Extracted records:
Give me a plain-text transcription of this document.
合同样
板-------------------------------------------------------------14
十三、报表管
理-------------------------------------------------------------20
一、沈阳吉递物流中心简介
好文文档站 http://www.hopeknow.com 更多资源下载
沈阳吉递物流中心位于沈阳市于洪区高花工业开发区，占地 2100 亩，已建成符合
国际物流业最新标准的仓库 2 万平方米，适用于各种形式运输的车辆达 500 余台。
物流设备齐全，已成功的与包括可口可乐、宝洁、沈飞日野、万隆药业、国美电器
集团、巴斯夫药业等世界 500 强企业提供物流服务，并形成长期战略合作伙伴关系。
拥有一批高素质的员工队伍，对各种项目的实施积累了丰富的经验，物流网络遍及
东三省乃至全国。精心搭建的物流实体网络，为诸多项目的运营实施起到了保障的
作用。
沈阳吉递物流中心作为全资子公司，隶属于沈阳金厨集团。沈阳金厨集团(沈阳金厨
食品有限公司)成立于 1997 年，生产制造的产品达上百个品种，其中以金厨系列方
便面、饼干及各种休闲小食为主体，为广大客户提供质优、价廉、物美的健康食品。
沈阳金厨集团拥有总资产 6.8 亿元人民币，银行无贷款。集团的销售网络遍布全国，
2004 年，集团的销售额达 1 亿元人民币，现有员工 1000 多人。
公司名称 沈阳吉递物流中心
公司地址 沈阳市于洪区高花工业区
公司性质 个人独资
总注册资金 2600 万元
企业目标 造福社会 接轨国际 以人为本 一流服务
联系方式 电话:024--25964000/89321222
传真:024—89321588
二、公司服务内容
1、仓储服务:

▶ [Instruction]:
Using the listing above, gather each line that holds the string "亿元人民币" and copy it.

▶ [The answer]:
沈阳金厨集团拥有总资产 6.8 亿元人民币，银行无贷款。集团的销售网络遍布全国，
2004 年，集团的销售额达 1 亿元人民币，现有员工 1000 多人。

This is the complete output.